● Task details
Can the data below be set down again exactly, line for line?

Extracts from a graphics dataset:
-------------------------

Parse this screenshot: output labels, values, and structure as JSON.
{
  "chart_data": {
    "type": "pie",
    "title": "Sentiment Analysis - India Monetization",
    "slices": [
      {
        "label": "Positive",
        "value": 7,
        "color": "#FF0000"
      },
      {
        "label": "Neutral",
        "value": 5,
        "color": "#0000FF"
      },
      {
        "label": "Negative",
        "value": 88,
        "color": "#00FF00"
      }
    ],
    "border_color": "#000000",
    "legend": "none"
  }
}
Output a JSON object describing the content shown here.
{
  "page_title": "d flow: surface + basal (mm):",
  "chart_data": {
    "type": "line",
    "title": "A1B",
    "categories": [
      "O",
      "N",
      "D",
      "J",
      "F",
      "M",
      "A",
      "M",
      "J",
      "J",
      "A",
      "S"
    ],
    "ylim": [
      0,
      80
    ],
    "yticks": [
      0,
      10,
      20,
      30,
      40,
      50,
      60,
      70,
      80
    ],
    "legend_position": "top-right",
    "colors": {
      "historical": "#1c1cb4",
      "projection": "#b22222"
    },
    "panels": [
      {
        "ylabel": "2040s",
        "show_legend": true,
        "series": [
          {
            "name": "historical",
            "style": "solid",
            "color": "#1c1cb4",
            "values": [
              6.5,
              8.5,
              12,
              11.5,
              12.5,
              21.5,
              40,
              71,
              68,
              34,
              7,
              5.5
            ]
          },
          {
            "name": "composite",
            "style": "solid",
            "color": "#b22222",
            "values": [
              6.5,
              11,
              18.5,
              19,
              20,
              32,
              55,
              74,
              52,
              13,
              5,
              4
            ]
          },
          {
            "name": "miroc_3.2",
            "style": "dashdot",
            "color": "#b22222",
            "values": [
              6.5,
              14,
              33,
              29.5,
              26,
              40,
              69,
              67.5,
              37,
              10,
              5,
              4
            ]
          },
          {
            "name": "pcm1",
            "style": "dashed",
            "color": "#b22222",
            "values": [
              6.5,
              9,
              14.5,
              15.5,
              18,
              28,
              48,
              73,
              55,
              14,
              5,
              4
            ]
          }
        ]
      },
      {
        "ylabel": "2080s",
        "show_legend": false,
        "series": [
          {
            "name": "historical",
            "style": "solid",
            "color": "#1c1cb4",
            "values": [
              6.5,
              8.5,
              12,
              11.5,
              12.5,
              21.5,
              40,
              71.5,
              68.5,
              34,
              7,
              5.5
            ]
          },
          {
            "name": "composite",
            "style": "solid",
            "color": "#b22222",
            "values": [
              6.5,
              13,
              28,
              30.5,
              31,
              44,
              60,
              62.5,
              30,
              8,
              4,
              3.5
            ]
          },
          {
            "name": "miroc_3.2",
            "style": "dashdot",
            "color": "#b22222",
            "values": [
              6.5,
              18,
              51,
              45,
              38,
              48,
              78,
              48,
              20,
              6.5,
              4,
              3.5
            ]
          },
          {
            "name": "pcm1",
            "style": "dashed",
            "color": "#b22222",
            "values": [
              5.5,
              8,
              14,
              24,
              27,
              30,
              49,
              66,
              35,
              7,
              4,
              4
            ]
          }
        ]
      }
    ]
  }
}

-------------------------

● Task solution
Parse this screenshot: output labels, values, and structure as JSON.
{
  "chart_data": {
    "type": "pie",
    "title": "Sentiment Analysis - India Monetization",
    "slices": [
      {
        "label": "Positive",
        "value": 7,
        "color": "#FF0000"
      },
      {
        "label": "Neutral",
        "value": 5,
        "color": "#0000FF"
      },
      {
        "label": "Negative",
        "value": 88,
        "color": "#00FF00"
      }
    ],
    "border_color": "#000000",
    "legend": "none"
  }
}
Output a JSON object describing the content shown here.
{
  "page_title": "d flow: surface + basal (mm):",
  "chart_data": {
    "type": "line",
    "title": "A1B",
    "categories": [
      "O",
      "N",
      "D",
      "J",
      "F",
      "M",
      "A",
      "M",
      "J",
      "J",
      "A",
      "S"
    ],
    "ylim": [
      0,
      80
    ],
    "yticks": [
      0,
      10,
      20,
      30,
      40,
      50,
      60,
      70,
      80
    ],
    "legend_position": "top-right",
    "colors": {
      "historical": "#1c1cb4",
      "projection": "#b22222"
    },
    "panels": [
      {
        "ylabel": "2040s",
        "show_legend": true,
        "series": [
          {
            "name": "historical",
            "style": "solid",
            "color": "#1c1cb4",
            "values": [
              6.5,
              8.5,
              12,
              11.5,
              12.5,
              21.5,
              40,
              71,
              68,
              34,
              7,
              5.5
            ]
          },
          {
            "name": "composite",
            "style": "solid",
            "color": "#b22222",
            "values": [
              6.5,
              11,
              18.5,
              19,
              20,
              32,
              55,
              74,
              52,
              13,
              5,
              4
            ]
          },
          {
            "name": "miroc_3.2",
            "style": "dashdot",
            "color": "#b22222",
            "values": [
              6.5,
              14,
              33,
              29.5,
              26,
              40,
              69,
              67.5,
              37,
              10,
              5,
              4
            ]
          },
          {
            "name": "pcm1",
            "style": "dashed",
            "color": "#b22222",
            "values": [
              6.5,
              9,
              14.5,
              15.5,
              18,
              28,
              48,
              73,
              55,
              14,
              5,
              4
            ]
          }
        ]
      },
      {
        "ylabel": "2080s",
        "show_legend": false,
        "series": [
          {
            "name": "historical",
            "style": "solid",
            "color": "#1c1cb4",
            "values": [
              6.5,
              8.5,
              12,
              11.5,
              12.5,
              21.5,
              40,
              71.5,
              68.5,
              34,
              7,
              5.5
            ]
          },
          {
            "name": "composite",
            "style": "solid",
            "color": "#b22222",
            "values": [
              6.5,
              13,
              28,
              30.5,
              31,
              44,
              60,
              62.5,
              30,
              8,
              4,
              3.5
            ]
          },
          {
            "name": "miroc_3.2",
            "style": "dashdot",
            "color": "#b22222",
            "values": [
              6.5,
              18,
              51,
              45,
              38,
              48,
              78,
              48,
              20,
              6.5,
              4,
              3.5
            ]
          },
          {
            "name": "pcm1",
            "style": "dashed",
            "color": "#b22222",
            "values": [
              5.5,
              8,
              14,
              24,
              27,
              30,
              49,
              66,
              35,
              7,
              4,
              4
            ]
          }
        ]
      }
    ]
  }
}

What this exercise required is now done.